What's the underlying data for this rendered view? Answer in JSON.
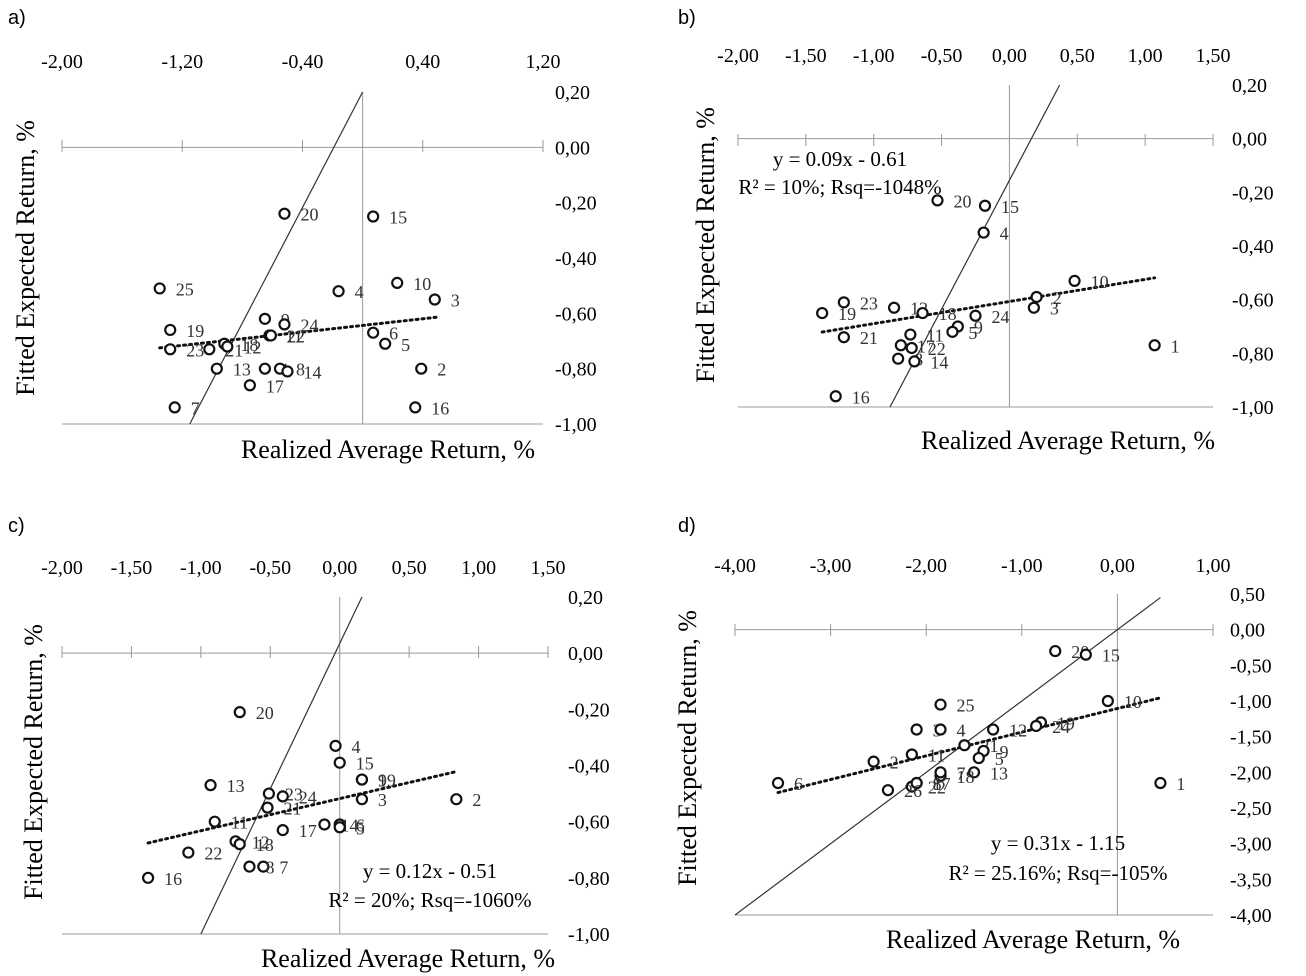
{
  "chart_data": [
    {
      "panel": "a)",
      "type": "scatter",
      "xlabel": "Realized Average Return, %",
      "ylabel": "Fitted Expected Return, %",
      "xlim": [
        -2.0,
        1.2
      ],
      "ylim": [
        -1.0,
        0.2
      ],
      "x_ticks": [
        "-2,00",
        "-1,20",
        "-0,40",
        "0,40",
        "1,20"
      ],
      "y_ticks": [
        "0,20",
        "0,00",
        "-0,20",
        "-0,40",
        "-0,60",
        "-0,80",
        "-1,00"
      ],
      "equation": "",
      "r2_text": "",
      "points": [
        {
          "label": "20",
          "x": -0.52,
          "y": -0.24
        },
        {
          "label": "15",
          "x": 0.07,
          "y": -0.25
        },
        {
          "label": "25",
          "x": -1.35,
          "y": -0.51
        },
        {
          "label": "4",
          "x": -0.16,
          "y": -0.52
        },
        {
          "label": "10",
          "x": 0.23,
          "y": -0.49
        },
        {
          "label": "3",
          "x": 0.48,
          "y": -0.55
        },
        {
          "label": "9",
          "x": -0.65,
          "y": -0.62
        },
        {
          "label": "24",
          "x": -0.52,
          "y": -0.64
        },
        {
          "label": "19",
          "x": -1.28,
          "y": -0.66
        },
        {
          "label": "11",
          "x": -0.62,
          "y": -0.68
        },
        {
          "label": "22",
          "x": -0.61,
          "y": -0.68
        },
        {
          "label": "6",
          "x": 0.07,
          "y": -0.67
        },
        {
          "label": "5",
          "x": 0.15,
          "y": -0.71
        },
        {
          "label": "23",
          "x": -1.28,
          "y": -0.73
        },
        {
          "label": "21",
          "x": -1.02,
          "y": -0.73
        },
        {
          "label": "18",
          "x": -0.92,
          "y": -0.71
        },
        {
          "label": "12",
          "x": -0.9,
          "y": -0.72
        },
        {
          "label": "13",
          "x": -0.97,
          "y": -0.8
        },
        {
          "label": "1",
          "x": -0.65,
          "y": -0.8
        },
        {
          "label": "8",
          "x": -0.55,
          "y": -0.8
        },
        {
          "label": "14",
          "x": -0.5,
          "y": -0.81
        },
        {
          "label": "2",
          "x": 0.39,
          "y": -0.8
        },
        {
          "label": "17",
          "x": -0.75,
          "y": -0.86
        },
        {
          "label": "7",
          "x": -1.25,
          "y": -0.94
        },
        {
          "label": "16",
          "x": 0.35,
          "y": -0.94
        }
      ],
      "trendline": {
        "x0": -1.35,
        "x1": 0.5
      },
      "diagonal": true
    },
    {
      "panel": "b)",
      "type": "scatter",
      "xlabel": "Realized Average Return, %",
      "ylabel": "Fitted Expected Return, %",
      "xlim": [
        -2.0,
        1.5
      ],
      "ylim": [
        -1.0,
        0.2
      ],
      "x_ticks": [
        "-2,00",
        "-1,50",
        "-1,00",
        "-0,50",
        "0,00",
        "0,50",
        "1,00",
        "1,50"
      ],
      "y_ticks": [
        "0,20",
        "0,00",
        "-0,20",
        "-0,40",
        "-0,60",
        "-0,80",
        "-1,00"
      ],
      "equation": "y = 0.09x - 0.61",
      "r2_text": "R² = 10%; Rsq=-1048%",
      "points": [
        {
          "label": "20",
          "x": -0.53,
          "y": -0.23
        },
        {
          "label": "15",
          "x": -0.18,
          "y": -0.25
        },
        {
          "label": "4",
          "x": -0.19,
          "y": -0.35
        },
        {
          "label": "10",
          "x": 0.48,
          "y": -0.53
        },
        {
          "label": "2",
          "x": 0.2,
          "y": -0.59
        },
        {
          "label": "3",
          "x": 0.18,
          "y": -0.63
        },
        {
          "label": "19",
          "x": -1.38,
          "y": -0.65
        },
        {
          "label": "23",
          "x": -1.22,
          "y": -0.61
        },
        {
          "label": "12",
          "x": -0.85,
          "y": -0.63
        },
        {
          "label": "18",
          "x": -0.64,
          "y": -0.65
        },
        {
          "label": "24",
          "x": -0.25,
          "y": -0.66
        },
        {
          "label": "9",
          "x": -0.38,
          "y": -0.7
        },
        {
          "label": "5",
          "x": -0.42,
          "y": -0.72
        },
        {
          "label": "21",
          "x": -1.22,
          "y": -0.74
        },
        {
          "label": "11",
          "x": -0.73,
          "y": -0.73
        },
        {
          "label": "17",
          "x": -0.8,
          "y": -0.77
        },
        {
          "label": "22",
          "x": -0.72,
          "y": -0.78
        },
        {
          "label": "8",
          "x": -0.82,
          "y": -0.82
        },
        {
          "label": "14",
          "x": -0.7,
          "y": -0.83
        },
        {
          "label": "1",
          "x": 1.07,
          "y": -0.77
        },
        {
          "label": "16",
          "x": -1.28,
          "y": -0.96
        }
      ],
      "trendline": {
        "x0": -1.38,
        "x1": 1.07
      },
      "diagonal": true
    },
    {
      "panel": "c)",
      "type": "scatter",
      "xlabel": "Realized Average Return, %",
      "ylabel": "Fitted Expected Return, %",
      "xlim": [
        -2.0,
        1.5
      ],
      "ylim": [
        -1.0,
        0.2
      ],
      "x_ticks": [
        "-2,00",
        "-1,50",
        "-1,00",
        "-0,50",
        "0,00",
        "0,50",
        "1,00",
        "1,50"
      ],
      "y_ticks": [
        "0,20",
        "0,00",
        "-0,20",
        "-0,40",
        "-0,60",
        "-0,80",
        "-1,00"
      ],
      "equation": "y = 0.12x - 0.51",
      "r2_text": "R² = 20%; Rsq=-1060%",
      "points": [
        {
          "label": "20",
          "x": -0.72,
          "y": -0.21
        },
        {
          "label": "4",
          "x": -0.03,
          "y": -0.33
        },
        {
          "label": "15",
          "x": 0.0,
          "y": -0.39
        },
        {
          "label": "19",
          "x": 0.16,
          "y": -0.45
        },
        {
          "label": "9",
          "x": 0.16,
          "y": -0.45
        },
        {
          "label": "3",
          "x": 0.16,
          "y": -0.52
        },
        {
          "label": "2",
          "x": 0.84,
          "y": -0.52
        },
        {
          "label": "23",
          "x": -0.51,
          "y": -0.5
        },
        {
          "label": "24",
          "x": -0.41,
          "y": -0.51
        },
        {
          "label": "21",
          "x": -0.52,
          "y": -0.55
        },
        {
          "label": "13",
          "x": -0.93,
          "y": -0.47
        },
        {
          "label": "11",
          "x": -0.9,
          "y": -0.6
        },
        {
          "label": "6",
          "x": 0.0,
          "y": -0.61
        },
        {
          "label": "14",
          "x": -0.11,
          "y": -0.61
        },
        {
          "label": "5",
          "x": 0.0,
          "y": -0.62
        },
        {
          "label": "17",
          "x": -0.41,
          "y": -0.63
        },
        {
          "label": "12",
          "x": -0.75,
          "y": -0.67
        },
        {
          "label": "18",
          "x": -0.72,
          "y": -0.68
        },
        {
          "label": "22",
          "x": -1.09,
          "y": -0.71
        },
        {
          "label": "7",
          "x": -0.55,
          "y": -0.76
        },
        {
          "label": "8",
          "x": -0.65,
          "y": -0.76
        },
        {
          "label": "16",
          "x": -1.38,
          "y": -0.8
        }
      ],
      "trendline": {
        "x0": -1.38,
        "x1": 0.84
      },
      "diagonal": true
    },
    {
      "panel": "d)",
      "type": "scatter",
      "xlabel": "Realized Average Return, %",
      "ylabel": "Fitted Expected Return, %",
      "xlim": [
        -4.0,
        1.0
      ],
      "ylim": [
        -4.0,
        0.5
      ],
      "x_ticks": [
        "-4,00",
        "-3,00",
        "-2,00",
        "-1,00",
        "0,00",
        "1,00"
      ],
      "y_ticks": [
        "0,50",
        "0,00",
        "-0,50",
        "-1,00",
        "-1,50",
        "-2,00",
        "-2,50",
        "-3,00",
        "-3,50",
        "-4,00"
      ],
      "equation": "y = 0.31x - 1.15",
      "r2_text": "R² = 25.16%; Rsq=-105%",
      "points": [
        {
          "label": "20",
          "x": -0.65,
          "y": -0.3
        },
        {
          "label": "15",
          "x": -0.33,
          "y": -0.35
        },
        {
          "label": "10",
          "x": -0.1,
          "y": -1.0
        },
        {
          "label": "25",
          "x": -1.85,
          "y": -1.05
        },
        {
          "label": "12",
          "x": -1.3,
          "y": -1.4
        },
        {
          "label": "3",
          "x": -2.1,
          "y": -1.4
        },
        {
          "label": "4",
          "x": -1.85,
          "y": -1.4
        },
        {
          "label": "19",
          "x": -0.8,
          "y": -1.3
        },
        {
          "label": "24",
          "x": -0.85,
          "y": -1.35
        },
        {
          "label": "21",
          "x": -1.6,
          "y": -1.62
        },
        {
          "label": "11",
          "x": -2.15,
          "y": -1.75
        },
        {
          "label": "2",
          "x": -2.55,
          "y": -1.85
        },
        {
          "label": "9",
          "x": -1.4,
          "y": -1.7
        },
        {
          "label": "5",
          "x": -1.45,
          "y": -1.8
        },
        {
          "label": "13",
          "x": -1.5,
          "y": -2.0
        },
        {
          "label": "18",
          "x": -1.85,
          "y": -2.05
        },
        {
          "label": "17",
          "x": -2.1,
          "y": -2.15
        },
        {
          "label": "22",
          "x": -2.15,
          "y": -2.2
        },
        {
          "label": "7",
          "x": -1.85,
          "y": -2.0
        },
        {
          "label": "8",
          "x": -2.1,
          "y": -2.15
        },
        {
          "label": "26",
          "x": -2.4,
          "y": -2.25
        },
        {
          "label": "6",
          "x": -3.55,
          "y": -2.15
        },
        {
          "label": "1",
          "x": 0.45,
          "y": -2.15
        }
      ],
      "trendline": {
        "x0": -3.55,
        "x1": 0.45
      },
      "diagonal": true
    }
  ]
}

────────────────────────────────────────

- **The request**
Go through the material line by line. Show each line that contains the string "equation".

- **Correct response**
      "equation": "",
      "equation": "y = 0.09x - 0.61",
      "equation": "y = 0.12x - 0.51",
      "equation": "y = 0.31x - 1.15",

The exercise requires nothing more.